»»

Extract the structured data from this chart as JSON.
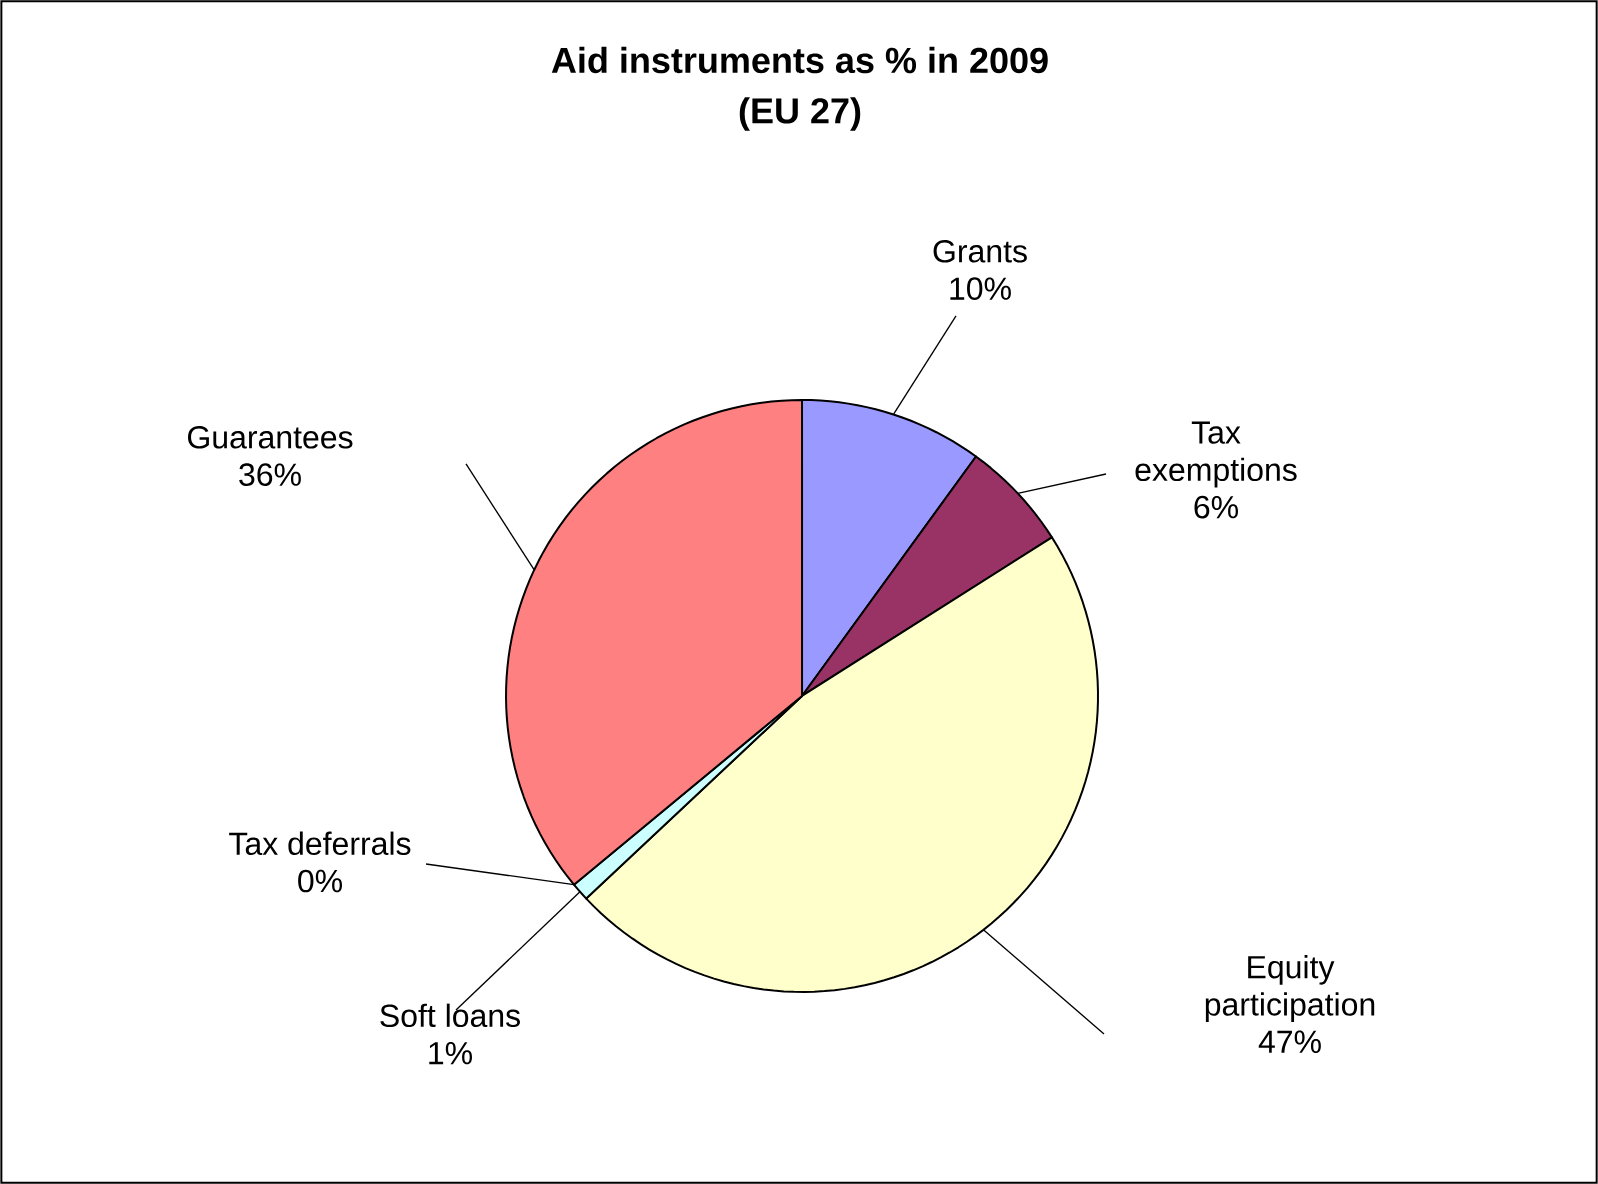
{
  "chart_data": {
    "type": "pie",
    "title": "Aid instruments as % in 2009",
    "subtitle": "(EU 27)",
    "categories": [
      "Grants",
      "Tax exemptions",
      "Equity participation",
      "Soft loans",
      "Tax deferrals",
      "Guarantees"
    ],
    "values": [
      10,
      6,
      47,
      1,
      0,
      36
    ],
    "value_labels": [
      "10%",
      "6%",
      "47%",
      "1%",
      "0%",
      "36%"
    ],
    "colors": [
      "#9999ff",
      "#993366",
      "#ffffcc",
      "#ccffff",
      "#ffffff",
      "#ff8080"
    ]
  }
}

««

What you need to do. Above are the records; reproduce them exactly and leave out the pictures.

Answer.
Extract the structured data from this chart as JSON.
{
  "chart_data": {
    "type": "pie",
    "title": "Aid instruments as % in 2009",
    "subtitle": "(EU 27)",
    "categories": [
      "Grants",
      "Tax exemptions",
      "Equity participation",
      "Soft loans",
      "Tax deferrals",
      "Guarantees"
    ],
    "values": [
      10,
      6,
      47,
      1,
      0,
      36
    ],
    "value_labels": [
      "10%",
      "6%",
      "47%",
      "1%",
      "0%",
      "36%"
    ],
    "colors": [
      "#9999ff",
      "#993366",
      "#ffffcc",
      "#ccffff",
      "#ffffff",
      "#ff8080"
    ]
  }
}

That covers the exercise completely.